* [Data entries]

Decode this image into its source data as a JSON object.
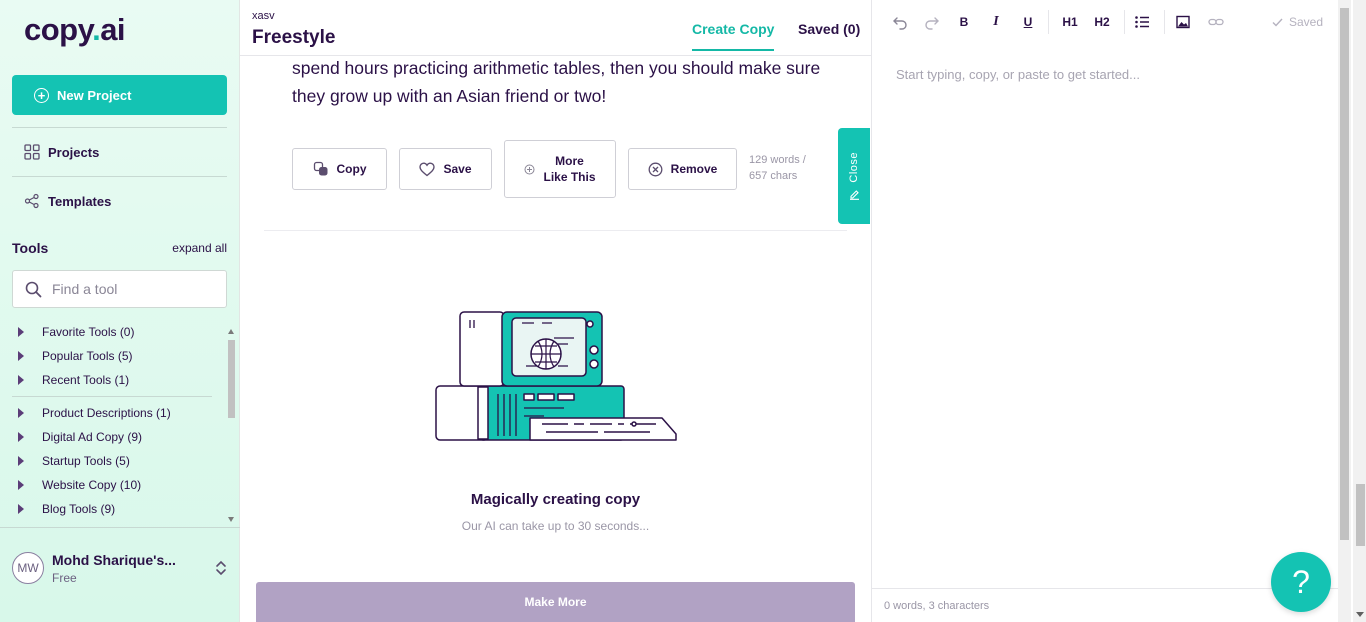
{
  "sidebar": {
    "logo_main": "copy",
    "logo_dot": ".",
    "logo_ai": "ai",
    "new_project_label": "New Project",
    "projects_label": "Projects",
    "templates_label": "Templates",
    "tools_title": "Tools",
    "expand_all_label": "expand all",
    "search_placeholder": "Find a tool",
    "tool_groups": [
      "Favorite Tools (0)",
      "Popular Tools (5)",
      "Recent Tools (1)",
      "Product Descriptions (1)",
      "Digital Ad Copy (9)",
      "Startup Tools (5)",
      "Website Copy (10)",
      "Blog Tools (9)"
    ],
    "user": {
      "initials": "MW",
      "name": "Mohd Sharique's...",
      "plan": "Free"
    }
  },
  "header": {
    "project_subtitle": "xasv",
    "project_title": "Freestyle",
    "tab_create": "Create Copy",
    "tab_saved": "Saved (0)"
  },
  "output": {
    "text": "spend hours practicing arithmetic tables, then you should make sure they grow up with an Asian friend or two!",
    "copy_label": "Copy",
    "save_label": "Save",
    "more_label_1": "More",
    "more_label_2": "Like This",
    "remove_label": "Remove",
    "count_words": "129 words /",
    "count_chars": "657 chars",
    "close_label": "Close"
  },
  "loading": {
    "title": "Magically creating copy",
    "subtitle": "Our AI can take up to 30 seconds..."
  },
  "make_more_label": "Make More",
  "editor": {
    "toolbar": [
      "B",
      "I",
      "U",
      "H1",
      "H2"
    ],
    "saved_label": "Saved",
    "placeholder": "Start typing, copy, or paste to get started...",
    "footer": "0 words, 3 characters"
  },
  "help_label": "?",
  "colors": {
    "brand_teal": "#14c3b3",
    "brand_purple": "#2b1147",
    "make_more_disabled": "#b1a2c4"
  }
}
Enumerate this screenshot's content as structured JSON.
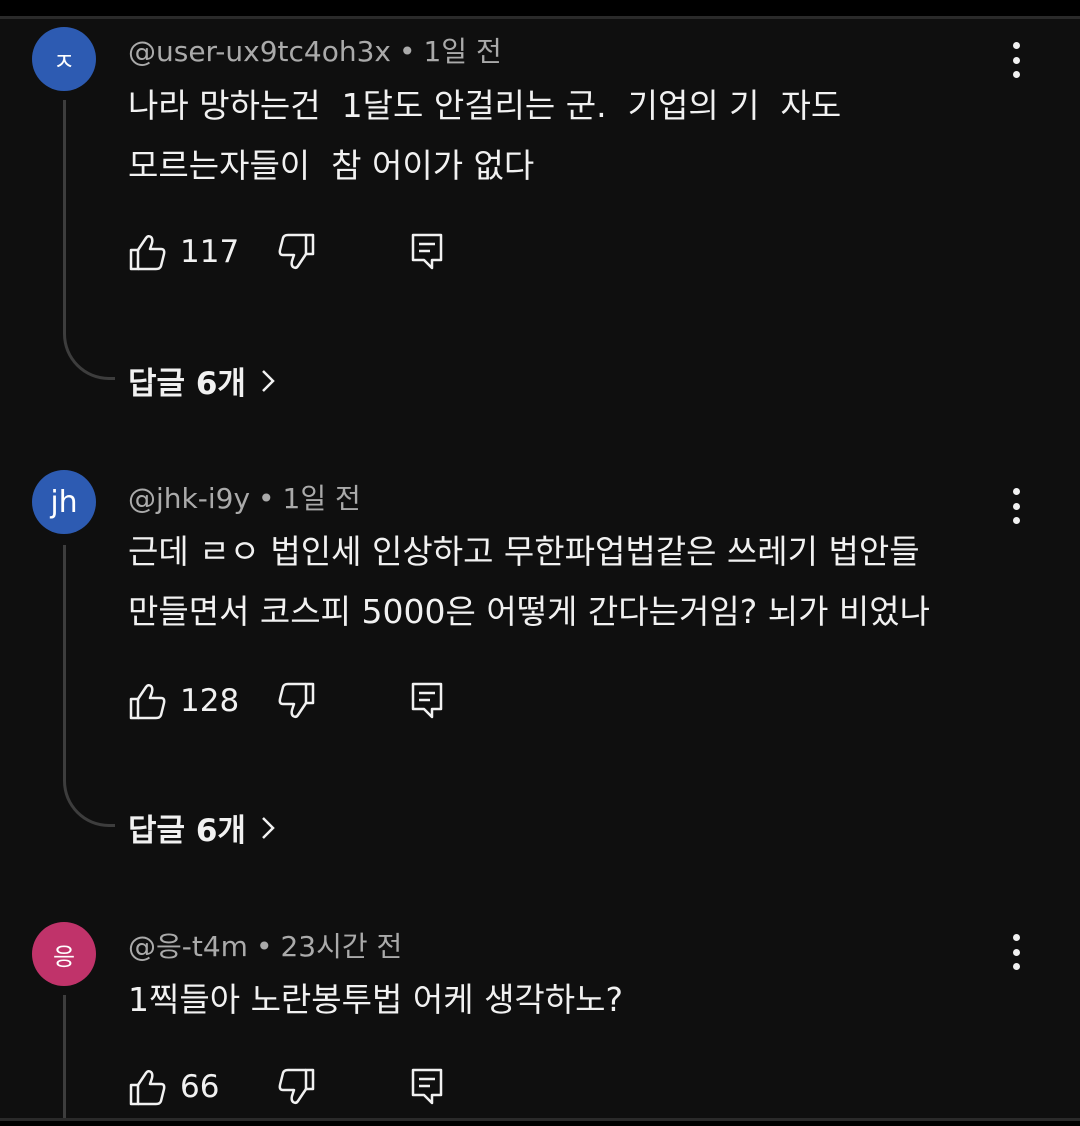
{
  "comments": [
    {
      "avatar": {
        "letter": "ㅈ",
        "color": "#2d5bb2"
      },
      "author": "@user-ux9tc4oh3x",
      "time": "1일 전",
      "text_lines": [
        "나라 망하는건  1달도 안걸리는 군.  기업의 기  자도",
        "모르는자들이  참 어이가 없다"
      ],
      "likes": "117",
      "replies_label": "답글 6개"
    },
    {
      "avatar": {
        "letter": "jh",
        "color": "#2d5bb2"
      },
      "author": "@jhk-i9y",
      "time": "1일 전",
      "text_lines": [
        "근데 ㄹㅇ 법인세 인상하고 무한파업법같은 쓰레기 법안들",
        "만들면서 코스피 5000은 어떻게 간다는거임? 뇌가 비었나"
      ],
      "likes": "128",
      "replies_label": "답글 6개"
    },
    {
      "avatar": {
        "letter": "응",
        "color": "#c0336a"
      },
      "author": "@응-t4m",
      "time": "23시간 전",
      "text_lines": [
        "1찍들아 노란봉투법 어케 생각하노?"
      ],
      "likes": "66"
    }
  ],
  "meta_separator": "•",
  "icons": {
    "like": "thumbs-up-icon",
    "dislike": "thumbs-down-icon",
    "reply": "reply-comment-icon",
    "more": "more-vertical-icon",
    "chevron": "chevron-right-icon"
  }
}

* [Job]
Pass over all pictures while writing out the lines from the line with "Enumerate this screenshot's" through the last line exactly.

* [Solution below]
Enumerate this screenshot's content as structured JSON.
{
  "comments": [
    {
      "avatar": {
        "letter": "ㅈ",
        "color": "#2d5bb2"
      },
      "author": "@user-ux9tc4oh3x",
      "time": "1일 전",
      "text_lines": [
        "나라 망하는건  1달도 안걸리는 군.  기업의 기  자도",
        "모르는자들이  참 어이가 없다"
      ],
      "likes": "117",
      "replies_label": "답글 6개"
    },
    {
      "avatar": {
        "letter": "jh",
        "color": "#2d5bb2"
      },
      "author": "@jhk-i9y",
      "time": "1일 전",
      "text_lines": [
        "근데 ㄹㅇ 법인세 인상하고 무한파업법같은 쓰레기 법안들",
        "만들면서 코스피 5000은 어떻게 간다는거임? 뇌가 비었나"
      ],
      "likes": "128",
      "replies_label": "답글 6개"
    },
    {
      "avatar": {
        "letter": "응",
        "color": "#c0336a"
      },
      "author": "@응-t4m",
      "time": "23시간 전",
      "text_lines": [
        "1찍들아 노란봉투법 어케 생각하노?"
      ],
      "likes": "66"
    }
  ],
  "meta_separator": "•",
  "icons": {
    "like": "thumbs-up-icon",
    "dislike": "thumbs-down-icon",
    "reply": "reply-comment-icon",
    "more": "more-vertical-icon",
    "chevron": "chevron-right-icon"
  }
}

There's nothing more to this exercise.